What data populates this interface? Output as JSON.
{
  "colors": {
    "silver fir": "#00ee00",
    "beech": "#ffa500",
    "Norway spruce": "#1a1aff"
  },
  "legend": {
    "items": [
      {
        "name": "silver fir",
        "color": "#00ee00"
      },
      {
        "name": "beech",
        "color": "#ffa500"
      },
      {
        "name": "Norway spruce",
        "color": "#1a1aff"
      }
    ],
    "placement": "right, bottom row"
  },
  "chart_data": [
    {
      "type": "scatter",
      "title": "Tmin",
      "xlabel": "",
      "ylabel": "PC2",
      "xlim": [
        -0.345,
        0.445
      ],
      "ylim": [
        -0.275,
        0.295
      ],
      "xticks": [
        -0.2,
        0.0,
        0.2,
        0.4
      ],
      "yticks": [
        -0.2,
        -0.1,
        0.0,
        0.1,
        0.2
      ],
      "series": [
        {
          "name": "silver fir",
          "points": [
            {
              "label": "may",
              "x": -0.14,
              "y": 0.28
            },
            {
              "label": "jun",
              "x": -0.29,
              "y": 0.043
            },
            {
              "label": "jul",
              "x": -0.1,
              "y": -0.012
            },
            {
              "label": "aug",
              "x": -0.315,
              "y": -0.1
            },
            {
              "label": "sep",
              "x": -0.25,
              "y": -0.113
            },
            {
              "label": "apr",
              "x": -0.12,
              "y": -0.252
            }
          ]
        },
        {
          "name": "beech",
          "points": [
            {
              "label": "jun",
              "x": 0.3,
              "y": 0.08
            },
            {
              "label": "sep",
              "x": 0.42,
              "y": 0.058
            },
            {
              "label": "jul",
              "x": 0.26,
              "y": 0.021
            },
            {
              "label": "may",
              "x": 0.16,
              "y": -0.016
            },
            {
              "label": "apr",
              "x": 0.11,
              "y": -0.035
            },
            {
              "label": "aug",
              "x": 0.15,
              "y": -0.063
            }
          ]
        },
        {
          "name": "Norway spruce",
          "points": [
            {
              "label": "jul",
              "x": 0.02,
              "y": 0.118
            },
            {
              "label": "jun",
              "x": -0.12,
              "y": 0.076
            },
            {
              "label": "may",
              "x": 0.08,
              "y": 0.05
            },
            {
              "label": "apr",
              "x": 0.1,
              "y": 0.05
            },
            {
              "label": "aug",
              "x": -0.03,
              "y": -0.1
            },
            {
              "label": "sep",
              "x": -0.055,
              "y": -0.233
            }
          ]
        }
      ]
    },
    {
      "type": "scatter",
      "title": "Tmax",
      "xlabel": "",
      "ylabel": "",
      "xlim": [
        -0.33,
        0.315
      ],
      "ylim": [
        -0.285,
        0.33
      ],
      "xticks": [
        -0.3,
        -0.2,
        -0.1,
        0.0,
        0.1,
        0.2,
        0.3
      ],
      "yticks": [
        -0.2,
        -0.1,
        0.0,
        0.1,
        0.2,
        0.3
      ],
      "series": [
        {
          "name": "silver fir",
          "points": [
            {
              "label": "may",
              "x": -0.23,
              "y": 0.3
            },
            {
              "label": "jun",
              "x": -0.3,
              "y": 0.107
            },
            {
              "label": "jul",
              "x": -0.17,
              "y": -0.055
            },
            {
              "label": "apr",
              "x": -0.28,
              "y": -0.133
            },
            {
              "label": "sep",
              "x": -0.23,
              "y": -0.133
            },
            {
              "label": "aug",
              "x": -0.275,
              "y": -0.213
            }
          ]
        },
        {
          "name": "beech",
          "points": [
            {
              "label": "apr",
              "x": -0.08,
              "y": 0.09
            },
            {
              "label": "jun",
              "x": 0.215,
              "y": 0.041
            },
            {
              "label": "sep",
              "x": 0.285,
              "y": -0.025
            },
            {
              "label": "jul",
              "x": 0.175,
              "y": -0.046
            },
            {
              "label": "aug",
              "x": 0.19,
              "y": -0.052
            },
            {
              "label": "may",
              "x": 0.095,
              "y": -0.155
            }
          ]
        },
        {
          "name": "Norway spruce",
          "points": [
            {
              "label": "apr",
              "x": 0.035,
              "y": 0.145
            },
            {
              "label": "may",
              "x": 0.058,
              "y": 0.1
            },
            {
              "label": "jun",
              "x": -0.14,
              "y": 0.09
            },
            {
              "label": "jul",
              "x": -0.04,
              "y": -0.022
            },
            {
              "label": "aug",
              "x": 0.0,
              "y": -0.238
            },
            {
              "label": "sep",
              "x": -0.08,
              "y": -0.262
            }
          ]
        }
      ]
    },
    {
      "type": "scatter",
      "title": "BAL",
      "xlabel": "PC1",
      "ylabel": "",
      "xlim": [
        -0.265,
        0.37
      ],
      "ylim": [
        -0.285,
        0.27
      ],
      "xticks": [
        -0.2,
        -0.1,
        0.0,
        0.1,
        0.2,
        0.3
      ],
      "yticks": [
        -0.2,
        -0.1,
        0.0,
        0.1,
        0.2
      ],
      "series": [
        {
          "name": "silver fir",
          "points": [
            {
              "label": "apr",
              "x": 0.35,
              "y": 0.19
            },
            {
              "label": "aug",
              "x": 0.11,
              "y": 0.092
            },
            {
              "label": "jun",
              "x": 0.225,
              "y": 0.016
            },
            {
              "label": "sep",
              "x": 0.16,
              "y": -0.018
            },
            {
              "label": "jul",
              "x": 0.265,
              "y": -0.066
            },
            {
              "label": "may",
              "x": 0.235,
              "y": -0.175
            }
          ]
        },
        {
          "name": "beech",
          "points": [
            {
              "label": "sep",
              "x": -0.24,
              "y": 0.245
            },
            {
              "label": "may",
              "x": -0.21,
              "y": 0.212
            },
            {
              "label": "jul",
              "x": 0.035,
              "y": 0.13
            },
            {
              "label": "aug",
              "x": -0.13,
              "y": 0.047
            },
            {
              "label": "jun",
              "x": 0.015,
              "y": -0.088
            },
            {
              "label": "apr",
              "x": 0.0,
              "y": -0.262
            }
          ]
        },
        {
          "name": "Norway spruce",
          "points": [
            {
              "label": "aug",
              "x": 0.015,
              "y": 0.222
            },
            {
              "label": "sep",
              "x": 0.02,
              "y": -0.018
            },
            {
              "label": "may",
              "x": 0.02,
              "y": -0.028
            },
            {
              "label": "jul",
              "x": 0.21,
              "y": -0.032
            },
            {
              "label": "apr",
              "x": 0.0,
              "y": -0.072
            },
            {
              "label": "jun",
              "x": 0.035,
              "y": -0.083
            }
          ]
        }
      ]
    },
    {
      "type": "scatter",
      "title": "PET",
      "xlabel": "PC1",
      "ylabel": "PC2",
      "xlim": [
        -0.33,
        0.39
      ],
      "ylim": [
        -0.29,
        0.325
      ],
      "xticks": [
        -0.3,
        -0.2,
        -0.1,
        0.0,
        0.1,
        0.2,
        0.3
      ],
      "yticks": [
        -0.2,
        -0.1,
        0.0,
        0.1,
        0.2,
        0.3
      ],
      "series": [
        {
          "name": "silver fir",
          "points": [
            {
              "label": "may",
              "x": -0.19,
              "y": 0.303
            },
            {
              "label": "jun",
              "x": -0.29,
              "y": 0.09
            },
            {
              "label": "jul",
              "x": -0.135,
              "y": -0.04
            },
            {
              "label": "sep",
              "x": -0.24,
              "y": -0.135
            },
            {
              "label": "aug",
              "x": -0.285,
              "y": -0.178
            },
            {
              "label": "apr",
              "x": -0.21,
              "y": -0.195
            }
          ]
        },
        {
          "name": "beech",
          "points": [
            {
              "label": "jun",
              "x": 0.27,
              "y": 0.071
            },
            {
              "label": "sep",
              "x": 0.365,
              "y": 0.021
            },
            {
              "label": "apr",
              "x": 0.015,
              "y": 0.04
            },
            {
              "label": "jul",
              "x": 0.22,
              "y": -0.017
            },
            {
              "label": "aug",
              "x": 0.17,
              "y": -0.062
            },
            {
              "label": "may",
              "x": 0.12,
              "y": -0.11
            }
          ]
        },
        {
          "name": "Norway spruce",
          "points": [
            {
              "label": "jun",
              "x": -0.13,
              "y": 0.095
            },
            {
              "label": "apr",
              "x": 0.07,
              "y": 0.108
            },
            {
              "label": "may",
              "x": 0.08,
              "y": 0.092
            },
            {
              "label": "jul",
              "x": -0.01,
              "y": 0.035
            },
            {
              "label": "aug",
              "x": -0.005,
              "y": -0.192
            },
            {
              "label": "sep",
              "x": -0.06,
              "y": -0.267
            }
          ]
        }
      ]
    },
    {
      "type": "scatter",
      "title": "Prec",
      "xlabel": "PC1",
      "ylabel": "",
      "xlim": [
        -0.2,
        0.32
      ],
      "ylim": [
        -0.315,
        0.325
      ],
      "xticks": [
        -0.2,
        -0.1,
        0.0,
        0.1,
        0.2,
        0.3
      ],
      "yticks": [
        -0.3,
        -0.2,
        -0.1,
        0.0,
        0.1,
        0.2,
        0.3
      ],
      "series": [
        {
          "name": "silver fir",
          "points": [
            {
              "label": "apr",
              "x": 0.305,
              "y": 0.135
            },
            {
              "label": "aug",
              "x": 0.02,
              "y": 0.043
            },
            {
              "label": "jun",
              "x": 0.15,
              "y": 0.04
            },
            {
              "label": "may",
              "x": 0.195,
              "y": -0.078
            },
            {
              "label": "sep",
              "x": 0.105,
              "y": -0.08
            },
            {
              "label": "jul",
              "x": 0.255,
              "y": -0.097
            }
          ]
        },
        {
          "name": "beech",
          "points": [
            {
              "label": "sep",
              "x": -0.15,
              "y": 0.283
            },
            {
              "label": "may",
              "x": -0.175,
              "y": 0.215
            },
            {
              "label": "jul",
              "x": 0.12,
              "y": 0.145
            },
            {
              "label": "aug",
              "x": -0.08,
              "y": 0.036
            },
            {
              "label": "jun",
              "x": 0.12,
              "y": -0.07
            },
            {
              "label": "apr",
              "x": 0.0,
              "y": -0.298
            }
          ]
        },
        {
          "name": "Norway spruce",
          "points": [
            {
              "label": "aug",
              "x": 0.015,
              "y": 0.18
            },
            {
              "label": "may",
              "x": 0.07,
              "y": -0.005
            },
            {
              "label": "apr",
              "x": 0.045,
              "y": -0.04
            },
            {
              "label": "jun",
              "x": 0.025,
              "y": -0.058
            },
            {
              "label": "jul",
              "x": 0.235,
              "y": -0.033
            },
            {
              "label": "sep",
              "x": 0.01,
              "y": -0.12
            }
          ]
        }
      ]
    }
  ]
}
= = = =
**EXERCISE REQUIREMENTS:** Copy every line of the material in which the word "title" occurs.

**ANSWER TO THE PROBLEM:**
      "title": "Tmin",
      "title": "Tmax",
      "title": "BAL",
      "title": "PET",
      "title": "Prec",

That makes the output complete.